### Instructions for the task
Give the number of lines in the entries that contain "into". State only the count.

### Stored data
--------------------------------

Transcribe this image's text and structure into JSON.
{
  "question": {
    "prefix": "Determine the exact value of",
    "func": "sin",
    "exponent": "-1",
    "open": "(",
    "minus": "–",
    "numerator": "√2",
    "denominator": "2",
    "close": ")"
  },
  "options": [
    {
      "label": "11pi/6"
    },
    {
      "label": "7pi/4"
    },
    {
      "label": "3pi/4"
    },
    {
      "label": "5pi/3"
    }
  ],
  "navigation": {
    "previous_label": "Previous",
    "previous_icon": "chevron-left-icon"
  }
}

--------------------------------

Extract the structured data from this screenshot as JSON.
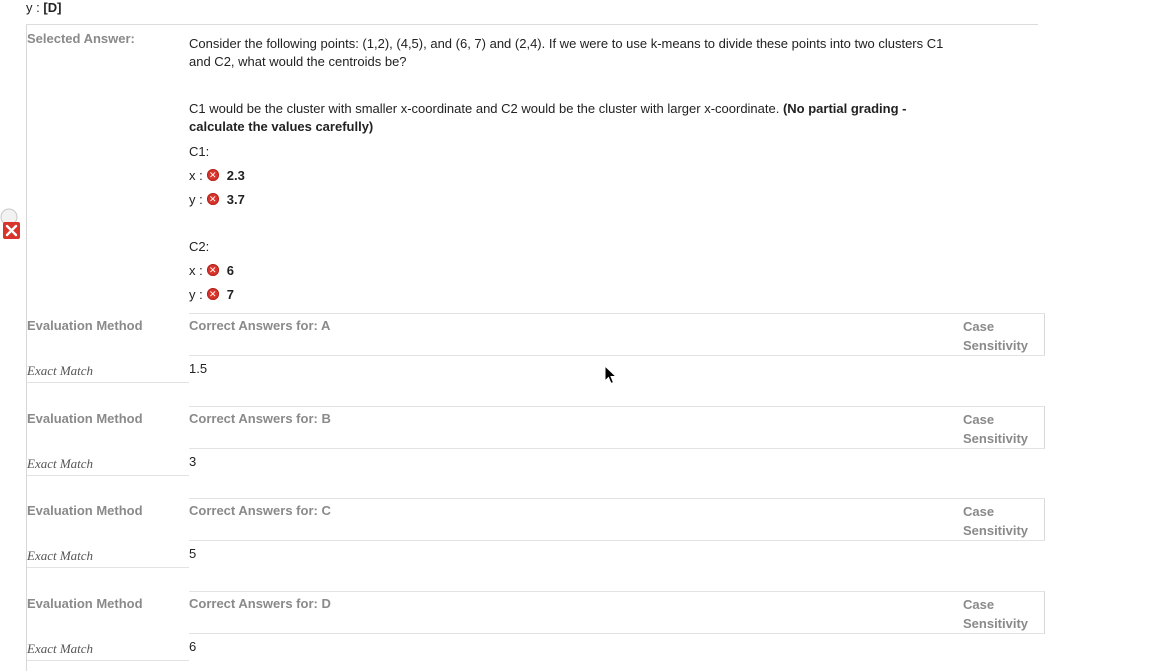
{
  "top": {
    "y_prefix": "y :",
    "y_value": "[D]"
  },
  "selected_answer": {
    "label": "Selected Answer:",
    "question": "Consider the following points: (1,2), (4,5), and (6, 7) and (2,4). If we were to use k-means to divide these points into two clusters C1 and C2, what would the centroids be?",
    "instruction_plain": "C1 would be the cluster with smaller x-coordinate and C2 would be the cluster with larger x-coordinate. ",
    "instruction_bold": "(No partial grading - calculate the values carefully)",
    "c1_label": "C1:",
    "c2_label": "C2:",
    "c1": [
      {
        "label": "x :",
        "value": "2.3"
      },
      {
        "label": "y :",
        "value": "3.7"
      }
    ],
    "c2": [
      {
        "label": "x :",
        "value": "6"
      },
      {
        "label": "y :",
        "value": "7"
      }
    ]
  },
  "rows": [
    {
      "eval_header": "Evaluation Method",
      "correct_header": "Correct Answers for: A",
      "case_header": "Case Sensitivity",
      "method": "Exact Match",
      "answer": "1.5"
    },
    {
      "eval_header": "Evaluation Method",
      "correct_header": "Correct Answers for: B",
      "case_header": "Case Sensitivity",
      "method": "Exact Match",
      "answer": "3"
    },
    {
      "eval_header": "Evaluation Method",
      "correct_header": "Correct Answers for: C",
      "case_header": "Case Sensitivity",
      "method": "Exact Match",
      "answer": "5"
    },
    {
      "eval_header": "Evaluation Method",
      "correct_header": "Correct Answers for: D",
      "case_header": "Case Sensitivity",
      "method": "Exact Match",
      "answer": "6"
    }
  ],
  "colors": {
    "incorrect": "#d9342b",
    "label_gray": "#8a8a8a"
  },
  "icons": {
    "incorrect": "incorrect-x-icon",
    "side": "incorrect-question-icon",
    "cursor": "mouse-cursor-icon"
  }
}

--------------------------------

### Result for this task
2